Figure collection entries
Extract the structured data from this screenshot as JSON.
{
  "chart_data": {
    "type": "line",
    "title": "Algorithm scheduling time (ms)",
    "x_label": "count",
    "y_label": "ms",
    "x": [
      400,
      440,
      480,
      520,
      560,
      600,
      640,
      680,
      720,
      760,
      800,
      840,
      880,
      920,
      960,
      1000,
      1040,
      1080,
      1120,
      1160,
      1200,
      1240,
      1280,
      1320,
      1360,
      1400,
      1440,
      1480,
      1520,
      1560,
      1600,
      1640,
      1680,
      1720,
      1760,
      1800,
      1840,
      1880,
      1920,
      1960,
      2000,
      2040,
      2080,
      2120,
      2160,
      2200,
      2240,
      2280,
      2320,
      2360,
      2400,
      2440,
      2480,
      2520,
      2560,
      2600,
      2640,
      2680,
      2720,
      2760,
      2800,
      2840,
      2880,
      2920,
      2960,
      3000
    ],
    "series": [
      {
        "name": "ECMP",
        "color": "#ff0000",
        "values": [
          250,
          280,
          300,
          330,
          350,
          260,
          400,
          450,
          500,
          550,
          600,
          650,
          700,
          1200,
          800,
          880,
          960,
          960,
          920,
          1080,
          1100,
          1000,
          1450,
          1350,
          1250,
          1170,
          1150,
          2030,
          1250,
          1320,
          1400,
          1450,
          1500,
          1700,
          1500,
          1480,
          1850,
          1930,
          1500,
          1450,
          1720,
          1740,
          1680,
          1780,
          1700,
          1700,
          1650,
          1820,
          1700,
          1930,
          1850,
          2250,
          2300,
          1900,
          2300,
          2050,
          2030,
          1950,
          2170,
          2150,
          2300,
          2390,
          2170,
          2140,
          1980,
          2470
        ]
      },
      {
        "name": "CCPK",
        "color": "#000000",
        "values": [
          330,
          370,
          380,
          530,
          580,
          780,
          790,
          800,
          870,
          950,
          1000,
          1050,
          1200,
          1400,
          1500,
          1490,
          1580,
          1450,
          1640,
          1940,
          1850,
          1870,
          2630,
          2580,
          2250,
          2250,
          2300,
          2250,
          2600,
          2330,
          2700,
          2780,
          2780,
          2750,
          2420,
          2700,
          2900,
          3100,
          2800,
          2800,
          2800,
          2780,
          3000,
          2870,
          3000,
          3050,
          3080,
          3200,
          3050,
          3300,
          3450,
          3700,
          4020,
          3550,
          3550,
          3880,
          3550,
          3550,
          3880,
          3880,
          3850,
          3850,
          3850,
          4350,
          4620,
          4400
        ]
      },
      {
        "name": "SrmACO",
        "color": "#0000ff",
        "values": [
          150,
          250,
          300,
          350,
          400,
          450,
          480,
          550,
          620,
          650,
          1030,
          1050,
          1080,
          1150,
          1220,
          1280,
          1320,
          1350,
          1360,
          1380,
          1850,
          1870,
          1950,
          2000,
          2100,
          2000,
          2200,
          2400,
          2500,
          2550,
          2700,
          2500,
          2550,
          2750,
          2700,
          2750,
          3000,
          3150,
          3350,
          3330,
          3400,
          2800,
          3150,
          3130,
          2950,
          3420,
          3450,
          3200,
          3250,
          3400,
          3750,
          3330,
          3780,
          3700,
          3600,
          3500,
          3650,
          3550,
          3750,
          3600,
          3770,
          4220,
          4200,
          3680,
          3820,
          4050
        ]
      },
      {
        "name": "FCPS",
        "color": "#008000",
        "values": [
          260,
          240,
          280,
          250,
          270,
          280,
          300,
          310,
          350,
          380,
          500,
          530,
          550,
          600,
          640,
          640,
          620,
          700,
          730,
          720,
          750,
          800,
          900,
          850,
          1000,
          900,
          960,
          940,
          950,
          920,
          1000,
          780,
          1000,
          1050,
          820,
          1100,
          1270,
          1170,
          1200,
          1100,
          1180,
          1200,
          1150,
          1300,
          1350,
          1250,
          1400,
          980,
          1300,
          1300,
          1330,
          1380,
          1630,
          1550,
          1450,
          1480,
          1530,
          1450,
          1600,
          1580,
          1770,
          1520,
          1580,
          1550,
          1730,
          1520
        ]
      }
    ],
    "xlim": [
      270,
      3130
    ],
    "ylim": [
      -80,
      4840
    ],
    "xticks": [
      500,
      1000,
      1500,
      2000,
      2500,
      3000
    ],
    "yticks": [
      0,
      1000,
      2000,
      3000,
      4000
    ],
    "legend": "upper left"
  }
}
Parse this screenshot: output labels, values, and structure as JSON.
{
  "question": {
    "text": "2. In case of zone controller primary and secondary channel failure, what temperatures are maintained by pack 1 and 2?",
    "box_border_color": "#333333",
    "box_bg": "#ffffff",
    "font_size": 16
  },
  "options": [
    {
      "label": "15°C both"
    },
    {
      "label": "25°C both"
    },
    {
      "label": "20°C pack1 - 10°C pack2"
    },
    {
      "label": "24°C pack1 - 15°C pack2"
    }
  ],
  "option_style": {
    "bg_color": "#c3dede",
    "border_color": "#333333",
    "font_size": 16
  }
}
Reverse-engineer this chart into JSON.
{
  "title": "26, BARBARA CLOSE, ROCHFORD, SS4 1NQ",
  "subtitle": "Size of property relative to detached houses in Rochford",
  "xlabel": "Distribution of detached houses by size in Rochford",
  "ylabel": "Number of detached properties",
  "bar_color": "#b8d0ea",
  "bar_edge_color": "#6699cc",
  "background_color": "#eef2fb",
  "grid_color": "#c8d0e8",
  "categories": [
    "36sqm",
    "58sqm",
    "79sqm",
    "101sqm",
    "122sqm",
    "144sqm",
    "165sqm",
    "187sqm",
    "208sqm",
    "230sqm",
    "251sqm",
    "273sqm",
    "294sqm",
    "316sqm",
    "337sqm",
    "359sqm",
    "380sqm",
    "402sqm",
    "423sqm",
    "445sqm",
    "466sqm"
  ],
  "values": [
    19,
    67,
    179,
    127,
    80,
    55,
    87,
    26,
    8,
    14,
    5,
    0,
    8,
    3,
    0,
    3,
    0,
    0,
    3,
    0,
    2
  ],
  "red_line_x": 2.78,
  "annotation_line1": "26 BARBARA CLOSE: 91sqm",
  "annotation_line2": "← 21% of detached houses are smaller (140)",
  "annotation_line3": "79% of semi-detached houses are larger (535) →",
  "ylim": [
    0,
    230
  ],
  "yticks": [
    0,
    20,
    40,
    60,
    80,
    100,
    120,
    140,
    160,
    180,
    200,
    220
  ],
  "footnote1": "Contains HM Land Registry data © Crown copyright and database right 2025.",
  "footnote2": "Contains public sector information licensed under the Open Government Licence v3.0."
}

> Written task
Return the whole listing exactly.

> Final result
Extract the structured data from this screenshot as JSON.
{
  "chart_data": {
    "type": "line",
    "title": "Algorithm scheduling time (ms)",
    "x_label": "count",
    "y_label": "ms",
    "x": [
      400,
      440,
      480,
      520,
      560,
      600,
      640,
      680,
      720,
      760,
      800,
      840,
      880,
      920,
      960,
      1000,
      1040,
      1080,
      1120,
      1160,
      1200,
      1240,
      1280,
      1320,
      1360,
      1400,
      1440,
      1480,
      1520,
      1560,
      1600,
      1640,
      1680,
      1720,
      1760,
      1800,
      1840,
      1880,
      1920,
      1960,
      2000,
      2040,
      2080,
      2120,
      2160,
      2200,
      2240,
      2280,
      2320,
      2360,
      2400,
      2440,
      2480,
      2520,
      2560,
      2600,
      2640,
      2680,
      2720,
      2760,
      2800,
      2840,
      2880,
      2920,
      2960,
      3000
    ],
    "series": [
      {
        "name": "ECMP",
        "color": "#ff0000",
        "values": [
          250,
          280,
          300,
          330,
          350,
          260,
          400,
          450,
          500,
          550,
          600,
          650,
          700,
          1200,
          800,
          880,
          960,
          960,
          920,
          1080,
          1100,
          1000,
          1450,
          1350,
          1250,
          1170,
          1150,
          2030,
          1250,
          1320,
          1400,
          1450,
          1500,
          1700,
          1500,
          1480,
          1850,
          1930,
          1500,
          1450,
          1720,
          1740,
          1680,
          1780,
          1700,
          1700,
          1650,
          1820,
          1700,
          1930,
          1850,
          2250,
          2300,
          1900,
          2300,
          2050,
          2030,
          1950,
          2170,
          2150,
          2300,
          2390,
          2170,
          2140,
          1980,
          2470
        ]
      },
      {
        "name": "CCPK",
        "color": "#000000",
        "values": [
          330,
          370,
          380,
          530,
          580,
          780,
          790,
          800,
          870,
          950,
          1000,
          1050,
          1200,
          1400,
          1500,
          1490,
          1580,
          1450,
          1640,
          1940,
          1850,
          1870,
          2630,
          2580,
          2250,
          2250,
          2300,
          2250,
          2600,
          2330,
          2700,
          2780,
          2780,
          2750,
          2420,
          2700,
          2900,
          3100,
          2800,
          2800,
          2800,
          2780,
          3000,
          2870,
          3000,
          3050,
          3080,
          3200,
          3050,
          3300,
          3450,
          3700,
          4020,
          3550,
          3550,
          3880,
          3550,
          3550,
          3880,
          3880,
          3850,
          3850,
          3850,
          4350,
          4620,
          4400
        ]
      },
      {
        "name": "SrmACO",
        "color": "#0000ff",
        "values": [
          150,
          250,
          300,
          350,
          400,
          450,
          480,
          550,
          620,
          650,
          1030,
          1050,
          1080,
          1150,
          1220,
          1280,
          1320,
          1350,
          1360,
          1380,
          1850,
          1870,
          1950,
          2000,
          2100,
          2000,
          2200,
          2400,
          2500,
          2550,
          2700,
          2500,
          2550,
          2750,
          2700,
          2750,
          3000,
          3150,
          3350,
          3330,
          3400,
          2800,
          3150,
          3130,
          2950,
          3420,
          3450,
          3200,
          3250,
          3400,
          3750,
          3330,
          3780,
          3700,
          3600,
          3500,
          3650,
          3550,
          3750,
          3600,
          3770,
          4220,
          4200,
          3680,
          3820,
          4050
        ]
      },
      {
        "name": "FCPS",
        "color": "#008000",
        "values": [
          260,
          240,
          280,
          250,
          270,
          280,
          300,
          310,
          350,
          380,
          500,
          530,
          550,
          600,
          640,
          640,
          620,
          700,
          730,
          720,
          750,
          800,
          900,
          850,
          1000,
          900,
          960,
          940,
          950,
          920,
          1000,
          780,
          1000,
          1050,
          820,
          1100,
          1270,
          1170,
          1200,
          1100,
          1180,
          1200,
          1150,
          1300,
          1350,
          1250,
          1400,
          980,
          1300,
          1300,
          1330,
          1380,
          1630,
          1550,
          1450,
          1480,
          1530,
          1450,
          1600,
          1580,
          1770,
          1520,
          1580,
          1550,
          1730,
          1520
        ]
      }
    ],
    "xlim": [
      270,
      3130
    ],
    "ylim": [
      -80,
      4840
    ],
    "xticks": [
      500,
      1000,
      1500,
      2000,
      2500,
      3000
    ],
    "yticks": [
      0,
      1000,
      2000,
      3000,
      4000
    ],
    "legend": "upper left"
  }
}
Parse this screenshot: output labels, values, and structure as JSON.
{
  "question": {
    "text": "2. In case of zone controller primary and secondary channel failure, what temperatures are maintained by pack 1 and 2?",
    "box_border_color": "#333333",
    "box_bg": "#ffffff",
    "font_size": 16
  },
  "options": [
    {
      "label": "15°C both"
    },
    {
      "label": "25°C both"
    },
    {
      "label": "20°C pack1 - 10°C pack2"
    },
    {
      "label": "24°C pack1 - 15°C pack2"
    }
  ],
  "option_style": {
    "bg_color": "#c3dede",
    "border_color": "#333333",
    "font_size": 16
  }
}
Reverse-engineer this chart into JSON.
{
  "title": "26, BARBARA CLOSE, ROCHFORD, SS4 1NQ",
  "subtitle": "Size of property relative to detached houses in Rochford",
  "xlabel": "Distribution of detached houses by size in Rochford",
  "ylabel": "Number of detached properties",
  "bar_color": "#b8d0ea",
  "bar_edge_color": "#6699cc",
  "background_color": "#eef2fb",
  "grid_color": "#c8d0e8",
  "categories": [
    "36sqm",
    "58sqm",
    "79sqm",
    "101sqm",
    "122sqm",
    "144sqm",
    "165sqm",
    "187sqm",
    "208sqm",
    "230sqm",
    "251sqm",
    "273sqm",
    "294sqm",
    "316sqm",
    "337sqm",
    "359sqm",
    "380sqm",
    "402sqm",
    "423sqm",
    "445sqm",
    "466sqm"
  ],
  "values": [
    19,
    67,
    179,
    127,
    80,
    55,
    87,
    26,
    8,
    14,
    5,
    0,
    8,
    3,
    0,
    3,
    0,
    0,
    3,
    0,
    2
  ],
  "red_line_x": 2.78,
  "annotation_line1": "26 BARBARA CLOSE: 91sqm",
  "annotation_line2": "← 21% of detached houses are smaller (140)",
  "annotation_line3": "79% of semi-detached houses are larger (535) →",
  "ylim": [
    0,
    230
  ],
  "yticks": [
    0,
    20,
    40,
    60,
    80,
    100,
    120,
    140,
    160,
    180,
    200,
    220
  ],
  "footnote1": "Contains HM Land Registry data © Crown copyright and database right 2025.",
  "footnote2": "Contains public sector information licensed under the Open Government Licence v3.0."
}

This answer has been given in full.